Set down the records once more, please, exactly and with the pictures left out.

━━━━━ EXERCISE MATERIALS ━━━━━

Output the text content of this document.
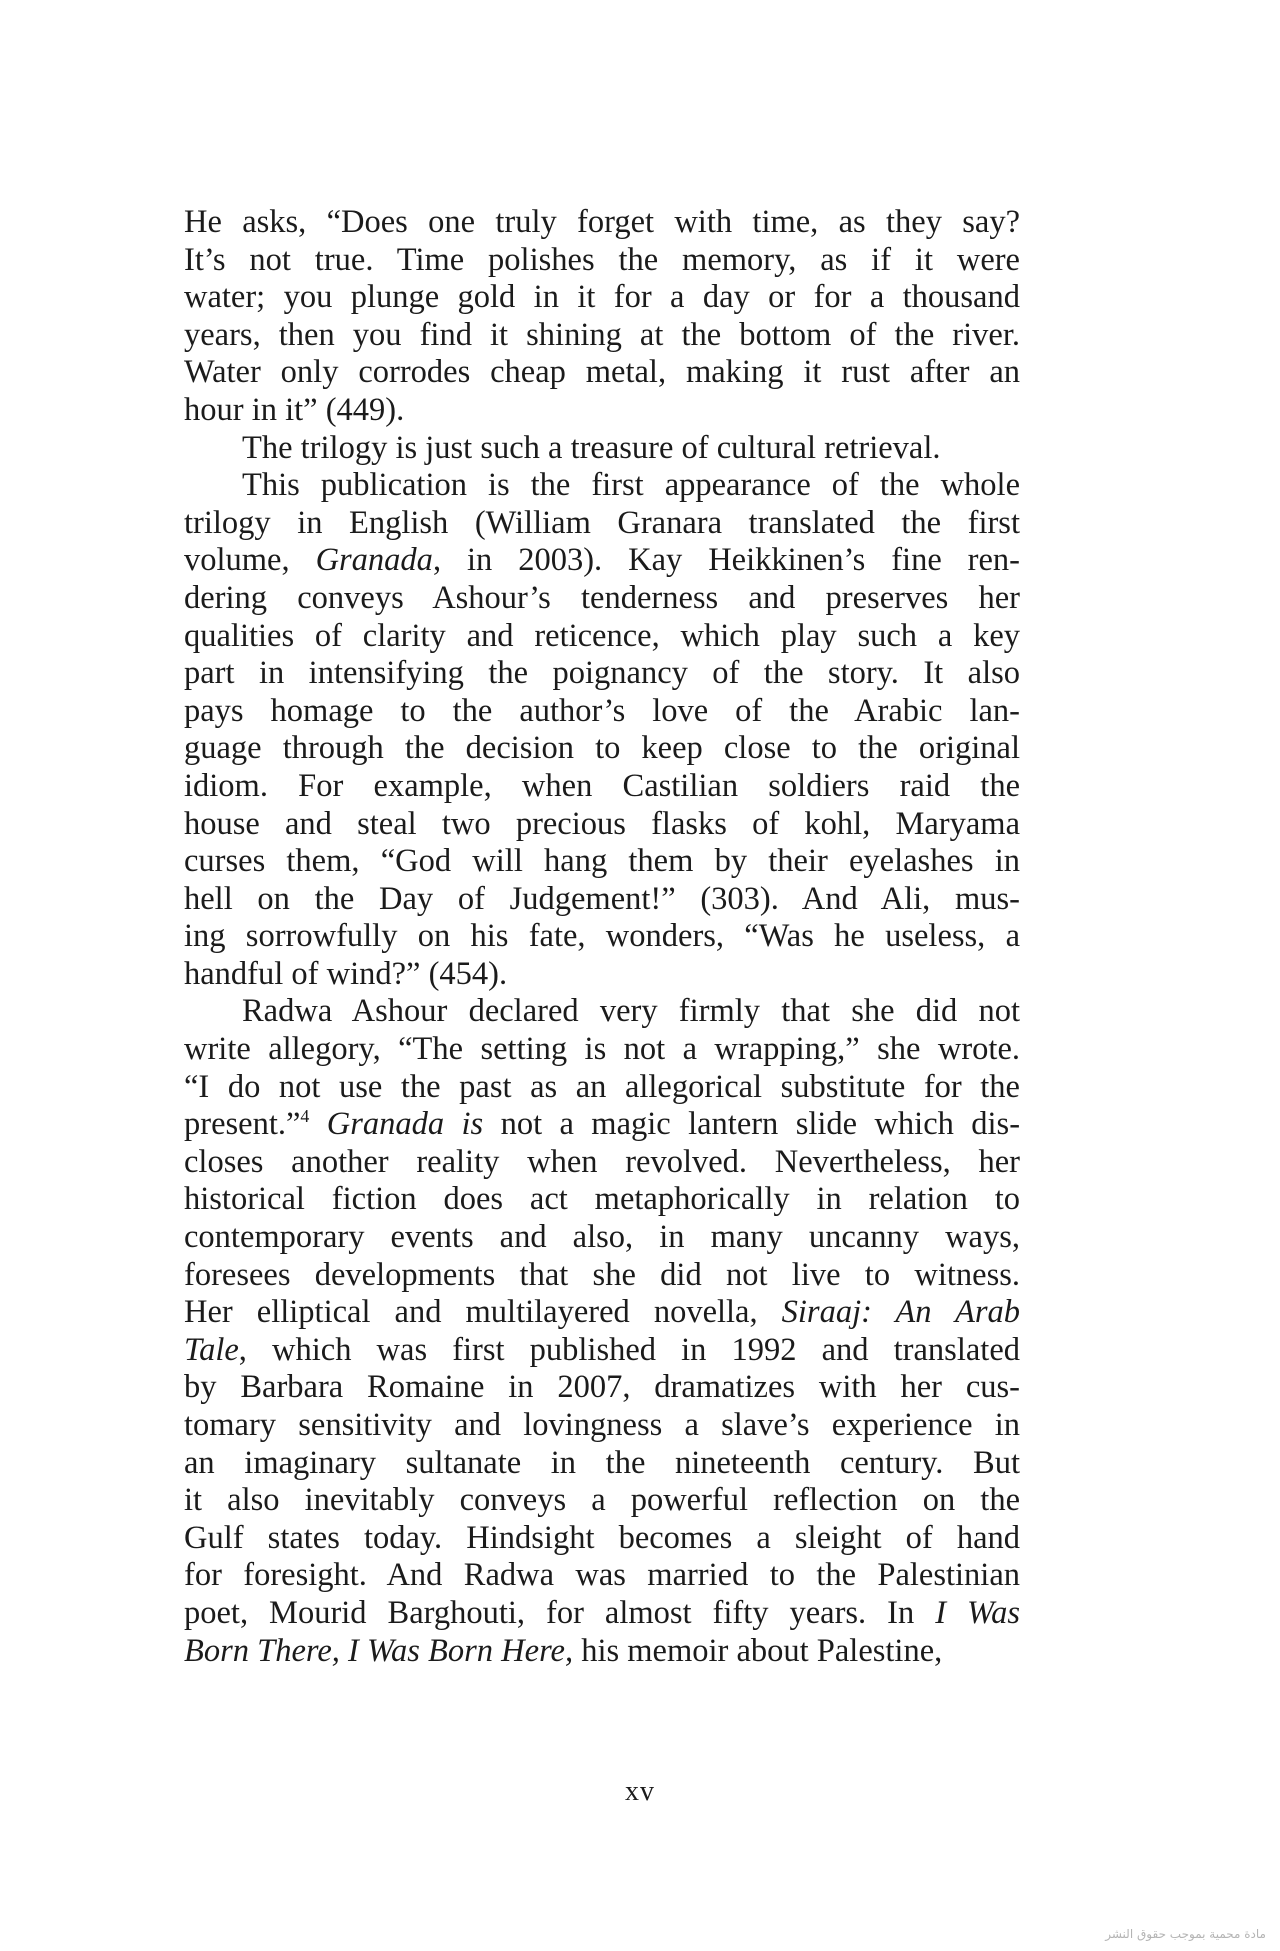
He asks, “Does one truly forget with time, as they say?
It’s not true. Time polishes the memory, as if it were
water; you plunge gold in it for a day or for a thousand
years, then you find it shining at the bottom of the river.
Water only corrodes cheap metal, making it rust after an
hour in it” (449).
The trilogy is just such a treasure of cultural retrieval.
This publication is the first appearance of the whole
trilogy in English (William Granara translated the first
volume, Granada, in 2003). Kay Heikkinen’s fine ren-
dering conveys Ashour’s tenderness and preserves her
qualities of clarity and reticence, which play such a key
part in intensifying the poignancy of the story. It also
pays homage to the author’s love of the Arabic lan-
guage through the decision to keep close to the original
idiom. For example, when Castilian soldiers raid the
house and steal two precious flasks of kohl, Maryama
curses them, “God will hang them by their eyelashes in
hell on the Day of Judgement!” (303). And Ali, mus-
ing sorrowfully on his fate, wonders, “Was he useless, a
handful of wind?” (454).
Radwa Ashour declared very firmly that she did not
write allegory, “The setting is not a wrapping,” she wrote.
“I do not use the past as an allegorical substitute for the
present.”$^4$ Granada is not a magic lantern slide which dis-
closes another reality when revolved. Nevertheless, her
historical fiction does act metaphorically in relation to
contemporary events and also, in many uncanny ways,
foresees developments that she did not live to witness.
Her elliptical and multilayered novella, Siraaj: An Arab
Tale, which was first published in 1992 and translated
by Barbara Romaine in 2007, dramatizes with her cus-
tomary sensitivity and lovingness a slave’s experience in
an imaginary sultanate in the nineteenth century. But
it also inevitably conveys a powerful reflection on the
Gulf states today. Hindsight becomes a sleight of hand
for foresight. And Radwa was married to the Palestinian
poet, Mourid Barghouti, for almost fifty years. In I Was
Born There, I Was Born Here, his memoir about Palestine,
xv
مادة محمية بموجب حقوق النشر
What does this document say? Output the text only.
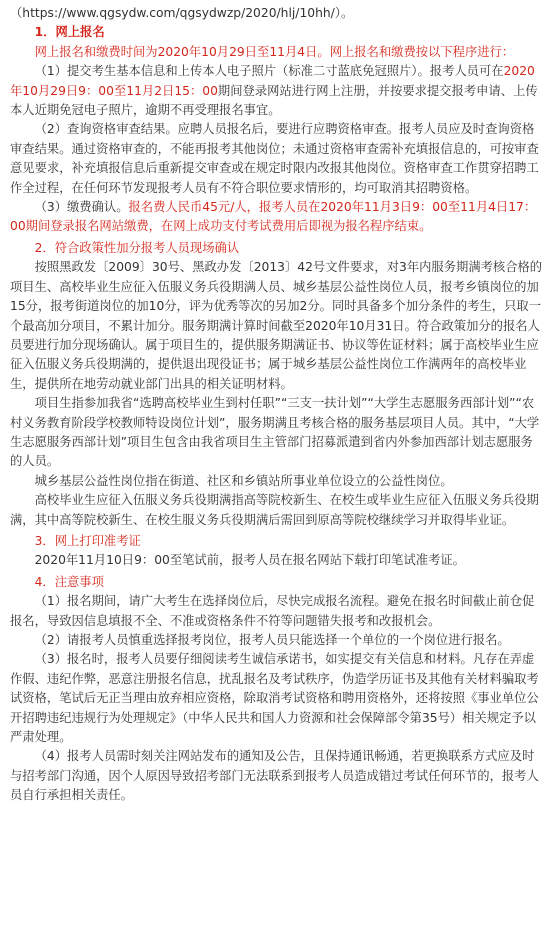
（https://www.qgsydw.com/qgsydwzp/2020/hlj/10hh/）。

1．网上报名

网上报名和缴费时间为2020年10月29日至11月4日。网上报名和缴费按以下程序进行：

（1）提交考生基本信息和上传本人电子照片（标准二寸蓝底免冠照片）。报考人员可在2020年10月29日9：00至11月2日15：00期间登录网站进行网上注册，并按要求提交报考申请、上传本人近期免冠电子照片，逾期不再受理报名事宜。

（2）查询资格审查结果。应聘人员报名后，要进行应聘资格审查。报考人员应及时查询资格审查结果。通过资格审查的，不能再报考其他岗位；未通过资格审查需补充填报信息的，可按审查意见要求，补充填报信息后重新提交审查或在规定时限内改报其他岗位。资格审查工作贯穿招聘工作全过程，在任何环节发现报考人员有不符合职位要求情形的，均可取消其招聘资格。

（3）缴费确认。报名费人民币45元/人，报考人员在2020年11月3日9：00至11月4日17：00期间登录报名网站缴费，在网上成功支付考试费用后即视为报名程序结束。

2．符合政策性加分报考人员现场确认

按照黑政发〔2009〕30号、黑政办发〔2013〕42号文件要求，对3年内服务期满考核合格的项目生、高校毕业生应征入伍服义务兵役期满人员、城乡基层公益性岗位人员，报考乡镇岗位的加15分，报考街道岗位的加10分，评为优秀等次的另加2分。同时具备多个加分条件的考生，只取一个最高加分项目，不累计加分。服务期满计算时间截至2020年10月31日。符合政策加分的报名人员要进行加分现场确认。属于项目生的，提供服务期满证书、协议等佐证材料；属于高校毕业生应征入伍服义务兵役期满的，提供退出现役证书；属于城乡基层公益性岗位工作满两年的高校毕业生，提供所在地劳动就业部门出具的相关证明材料。

项目生指参加我省“选聘高校毕业生到村任职”“三支一扶计划”“大学生志愿服务西部计划”“农村义务教育阶段学校教师特设岗位计划”，服务期满且考核合格的服务基层项目人员。其中，“大学生志愿服务西部计划”项目生包含由我省项目生主管部门招募派遣到省内外参加西部计划志愿服务的人员。

城乡基层公益性岗位指在街道、社区和乡镇站所事业单位设立的公益性岗位。

高校毕业生应征入伍服义务兵役期满指高等院校新生、在校生或毕业生应征入伍服义务兵役期满，其中高等院校新生、在校生服义务兵役期满后需回到原高等院校继续学习并取得毕业证。

3．网上打印准考证

2020年11月10日9：00至笔试前，报考人员在报名网站下载打印笔试准考证。

4．注意事项

（1）报名期间，请广大考生在选择岗位后，尽快完成报名流程。避免在报名时间截止前仓促报名，导致因信息填报不全、不准或资格条件不符等问题错失报考和改报机会。

（2）请报考人员慎重选择报考岗位，报考人员只能选择一个单位的一个岗位进行报名。

（3）报名时，报考人员要仔细阅读考生诚信承诺书，如实提交有关信息和材料。凡存在弄虚作假、违纪作弊，恶意注册报名信息，扰乱报名及考试秩序，伪造学历证书及其他有关材料骗取考试资格，笔试后无正当理由放弃相应资格，除取消考试资格和聘用资格外，还将按照《事业单位公开招聘违纪违规行为处理规定》（中华人民共和国人力资源和社会保障部令第35号）相关规定予以严肃处理。

（4）报考人员需时刻关注网站发布的通知及公告，且保持通讯畅通，若更换联系方式应及时与招考部门沟通，因个人原因导致招考部门无法联系到报考人员造成错过考试任何环节的，报考人员自行承担相关责任。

━━━━━

*PROBLEM SOLUTION*.
Output the text content of this document.
He asks, “Does one truly forget with time, as they say?
It’s not true. Time polishes the memory, as if it were
water; you plunge gold in it for a day or for a thousand
years, then you find it shining at the bottom of the river.
Water only corrodes cheap metal, making it rust after an
hour in it” (449).
The trilogy is just such a treasure of cultural retrieval.
This publication is the first appearance of the whole
trilogy in English (William Granara translated the first
volume, Granada, in 2003). Kay Heikkinen’s fine ren-
dering conveys Ashour’s tenderness and preserves her
qualities of clarity and reticence, which play such a key
part in intensifying the poignancy of the story. It also
pays homage to the author’s love of the Arabic lan-
guage through the decision to keep close to the original
idiom. For example, when Castilian soldiers raid the
house and steal two precious flasks of kohl, Maryama
curses them, “God will hang them by their eyelashes in
hell on the Day of Judgement!” (303). And Ali, mus-
ing sorrowfully on his fate, wonders, “Was he useless, a
handful of wind?” (454).
Radwa Ashour declared very firmly that she did not
write allegory, “The setting is not a wrapping,” she wrote.
“I do not use the past as an allegorical substitute for the
present.”$^4$ Granada is not a magic lantern slide which dis-
closes another reality when revolved. Nevertheless, her
historical fiction does act metaphorically in relation to
contemporary events and also, in many uncanny ways,
foresees developments that she did not live to witness.
Her elliptical and multilayered novella, Siraaj: An Arab
Tale, which was first published in 1992 and translated
by Barbara Romaine in 2007, dramatizes with her cus-
tomary sensitivity and lovingness a slave’s experience in
an imaginary sultanate in the nineteenth century. But
it also inevitably conveys a powerful reflection on the
Gulf states today. Hindsight becomes a sleight of hand
for foresight. And Radwa was married to the Palestinian
poet, Mourid Barghouti, for almost fifty years. In I Was
Born There, I Was Born Here, his memoir about Palestine,
xv
مادة محمية بموجب حقوق النشر
What does this document say? Output the text only.
（https://www.qgsydw.com/qgsydwzp/2020/hlj/10hh/）。

1．网上报名

网上报名和缴费时间为2020年10月29日至11月4日。网上报名和缴费按以下程序进行：

（1）提交考生基本信息和上传本人电子照片（标准二寸蓝底免冠照片）。报考人员可在2020年10月29日9：00至11月2日15：00期间登录网站进行网上注册，并按要求提交报考申请、上传本人近期免冠电子照片，逾期不再受理报名事宜。

（2）查询资格审查结果。应聘人员报名后，要进行应聘资格审查。报考人员应及时查询资格审查结果。通过资格审查的，不能再报考其他岗位；未通过资格审查需补充填报信息的，可按审查意见要求，补充填报信息后重新提交审查或在规定时限内改报其他岗位。资格审查工作贯穿招聘工作全过程，在任何环节发现报考人员有不符合职位要求情形的，均可取消其招聘资格。

（3）缴费确认。报名费人民币45元/人，报考人员在2020年11月3日9：00至11月4日17：00期间登录报名网站缴费，在网上成功支付考试费用后即视为报名程序结束。

2．符合政策性加分报考人员现场确认

按照黑政发〔2009〕30号、黑政办发〔2013〕42号文件要求，对3年内服务期满考核合格的项目生、高校毕业生应征入伍服义务兵役期满人员、城乡基层公益性岗位人员，报考乡镇岗位的加15分，报考街道岗位的加10分，评为优秀等次的另加2分。同时具备多个加分条件的考生，只取一个最高加分项目，不累计加分。服务期满计算时间截至2020年10月31日。符合政策加分的报名人员要进行加分现场确认。属于项目生的，提供服务期满证书、协议等佐证材料；属于高校毕业生应征入伍服义务兵役期满的，提供退出现役证书；属于城乡基层公益性岗位工作满两年的高校毕业生，提供所在地劳动就业部门出具的相关证明材料。

项目生指参加我省“选聘高校毕业生到村任职”“三支一扶计划”“大学生志愿服务西部计划”“农村义务教育阶段学校教师特设岗位计划”，服务期满且考核合格的服务基层项目人员。其中，“大学生志愿服务西部计划”项目生包含由我省项目生主管部门招募派遣到省内外参加西部计划志愿服务的人员。

城乡基层公益性岗位指在街道、社区和乡镇站所事业单位设立的公益性岗位。

高校毕业生应征入伍服义务兵役期满指高等院校新生、在校生或毕业生应征入伍服义务兵役期满，其中高等院校新生、在校生服义务兵役期满后需回到原高等院校继续学习并取得毕业证。

3．网上打印准考证

2020年11月10日9：00至笔试前，报考人员在报名网站下载打印笔试准考证。

4．注意事项

（1）报名期间，请广大考生在选择岗位后，尽快完成报名流程。避免在报名时间截止前仓促报名，导致因信息填报不全、不准或资格条件不符等问题错失报考和改报机会。

（2）请报考人员慎重选择报考岗位，报考人员只能选择一个单位的一个岗位进行报名。

（3）报名时，报考人员要仔细阅读考生诚信承诺书，如实提交有关信息和材料。凡存在弄虚作假、违纪作弊，恶意注册报名信息，扰乱报名及考试秩序，伪造学历证书及其他有关材料骗取考试资格，笔试后无正当理由放弃相应资格，除取消考试资格和聘用资格外，还将按照《事业单位公开招聘违纪违规行为处理规定》（中华人民共和国人力资源和社会保障部令第35号）相关规定予以严肃处理。

（4）报考人员需时刻关注网站发布的通知及公告，且保持通讯畅通，若更换联系方式应及时与招考部门沟通，因个人原因导致招考部门无法联系到报考人员造成错过考试任何环节的，报考人员自行承担相关责任。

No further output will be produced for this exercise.